**Supplied data**
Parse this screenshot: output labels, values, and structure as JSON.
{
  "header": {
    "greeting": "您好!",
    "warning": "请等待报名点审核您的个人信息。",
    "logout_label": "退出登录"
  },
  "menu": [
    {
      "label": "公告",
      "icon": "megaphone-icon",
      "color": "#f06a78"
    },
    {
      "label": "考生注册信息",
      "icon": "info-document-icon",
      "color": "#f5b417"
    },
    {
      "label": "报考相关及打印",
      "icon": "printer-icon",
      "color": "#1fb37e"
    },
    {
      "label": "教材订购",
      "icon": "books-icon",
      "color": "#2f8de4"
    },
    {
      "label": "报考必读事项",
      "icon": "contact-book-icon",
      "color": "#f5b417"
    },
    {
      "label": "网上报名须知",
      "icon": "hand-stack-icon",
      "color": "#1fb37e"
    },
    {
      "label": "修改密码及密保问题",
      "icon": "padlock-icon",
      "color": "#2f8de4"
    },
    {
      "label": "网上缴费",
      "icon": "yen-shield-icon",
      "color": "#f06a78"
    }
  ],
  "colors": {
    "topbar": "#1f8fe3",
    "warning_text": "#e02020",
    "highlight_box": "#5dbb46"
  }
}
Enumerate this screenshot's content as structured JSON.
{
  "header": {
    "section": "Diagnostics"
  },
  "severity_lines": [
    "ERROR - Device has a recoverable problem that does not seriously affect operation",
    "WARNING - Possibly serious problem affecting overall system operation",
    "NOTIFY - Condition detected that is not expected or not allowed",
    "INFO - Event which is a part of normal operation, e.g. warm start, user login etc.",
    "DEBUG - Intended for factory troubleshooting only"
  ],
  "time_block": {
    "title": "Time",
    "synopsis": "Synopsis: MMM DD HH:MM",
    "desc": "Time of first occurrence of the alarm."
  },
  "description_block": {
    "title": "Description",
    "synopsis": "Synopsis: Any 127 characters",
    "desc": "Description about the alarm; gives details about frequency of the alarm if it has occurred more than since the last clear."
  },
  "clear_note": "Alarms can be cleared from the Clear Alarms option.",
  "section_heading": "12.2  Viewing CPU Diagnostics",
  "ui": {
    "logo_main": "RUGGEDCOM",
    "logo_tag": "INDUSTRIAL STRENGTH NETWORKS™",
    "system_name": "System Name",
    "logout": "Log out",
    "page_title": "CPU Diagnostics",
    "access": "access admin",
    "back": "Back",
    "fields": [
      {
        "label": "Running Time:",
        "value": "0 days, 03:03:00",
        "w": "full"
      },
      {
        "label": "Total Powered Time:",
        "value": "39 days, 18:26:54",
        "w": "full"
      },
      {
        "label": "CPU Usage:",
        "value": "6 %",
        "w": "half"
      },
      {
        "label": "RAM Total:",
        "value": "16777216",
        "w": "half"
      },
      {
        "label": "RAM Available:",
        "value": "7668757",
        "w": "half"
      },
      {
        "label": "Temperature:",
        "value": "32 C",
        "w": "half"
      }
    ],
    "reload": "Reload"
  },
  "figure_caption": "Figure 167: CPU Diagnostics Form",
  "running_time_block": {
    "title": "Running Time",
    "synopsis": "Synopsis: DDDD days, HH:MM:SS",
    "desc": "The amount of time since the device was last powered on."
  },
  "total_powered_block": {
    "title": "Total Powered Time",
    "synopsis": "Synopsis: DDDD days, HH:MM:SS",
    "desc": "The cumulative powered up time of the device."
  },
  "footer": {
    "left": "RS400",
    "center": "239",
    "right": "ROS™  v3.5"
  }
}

**Aim**
Write out every entry exactly as given.

**Task answer**
Parse this screenshot: output labels, values, and structure as JSON.
{
  "header": {
    "greeting": "您好!",
    "warning": "请等待报名点审核您的个人信息。",
    "logout_label": "退出登录"
  },
  "menu": [
    {
      "label": "公告",
      "icon": "megaphone-icon",
      "color": "#f06a78"
    },
    {
      "label": "考生注册信息",
      "icon": "info-document-icon",
      "color": "#f5b417"
    },
    {
      "label": "报考相关及打印",
      "icon": "printer-icon",
      "color": "#1fb37e"
    },
    {
      "label": "教材订购",
      "icon": "books-icon",
      "color": "#2f8de4"
    },
    {
      "label": "报考必读事项",
      "icon": "contact-book-icon",
      "color": "#f5b417"
    },
    {
      "label": "网上报名须知",
      "icon": "hand-stack-icon",
      "color": "#1fb37e"
    },
    {
      "label": "修改密码及密保问题",
      "icon": "padlock-icon",
      "color": "#2f8de4"
    },
    {
      "label": "网上缴费",
      "icon": "yen-shield-icon",
      "color": "#f06a78"
    }
  ],
  "colors": {
    "topbar": "#1f8fe3",
    "warning_text": "#e02020",
    "highlight_box": "#5dbb46"
  }
}
Enumerate this screenshot's content as structured JSON.
{
  "header": {
    "section": "Diagnostics"
  },
  "severity_lines": [
    "ERROR - Device has a recoverable problem that does not seriously affect operation",
    "WARNING - Possibly serious problem affecting overall system operation",
    "NOTIFY - Condition detected that is not expected or not allowed",
    "INFO - Event which is a part of normal operation, e.g. warm start, user login etc.",
    "DEBUG - Intended for factory troubleshooting only"
  ],
  "time_block": {
    "title": "Time",
    "synopsis": "Synopsis: MMM DD HH:MM",
    "desc": "Time of first occurrence of the alarm."
  },
  "description_block": {
    "title": "Description",
    "synopsis": "Synopsis: Any 127 characters",
    "desc": "Description about the alarm; gives details about frequency of the alarm if it has occurred more than since the last clear."
  },
  "clear_note": "Alarms can be cleared from the Clear Alarms option.",
  "section_heading": "12.2  Viewing CPU Diagnostics",
  "ui": {
    "logo_main": "RUGGEDCOM",
    "logo_tag": "INDUSTRIAL STRENGTH NETWORKS™",
    "system_name": "System Name",
    "logout": "Log out",
    "page_title": "CPU Diagnostics",
    "access": "access admin",
    "back": "Back",
    "fields": [
      {
        "label": "Running Time:",
        "value": "0 days, 03:03:00",
        "w": "full"
      },
      {
        "label": "Total Powered Time:",
        "value": "39 days, 18:26:54",
        "w": "full"
      },
      {
        "label": "CPU Usage:",
        "value": "6 %",
        "w": "half"
      },
      {
        "label": "RAM Total:",
        "value": "16777216",
        "w": "half"
      },
      {
        "label": "RAM Available:",
        "value": "7668757",
        "w": "half"
      },
      {
        "label": "Temperature:",
        "value": "32 C",
        "w": "half"
      }
    ],
    "reload": "Reload"
  },
  "figure_caption": "Figure 167: CPU Diagnostics Form",
  "running_time_block": {
    "title": "Running Time",
    "synopsis": "Synopsis: DDDD days, HH:MM:SS",
    "desc": "The amount of time since the device was last powered on."
  },
  "total_powered_block": {
    "title": "Total Powered Time",
    "synopsis": "Synopsis: DDDD days, HH:MM:SS",
    "desc": "The cumulative powered up time of the device."
  },
  "footer": {
    "left": "RS400",
    "center": "239",
    "right": "ROS™  v3.5"
  }
}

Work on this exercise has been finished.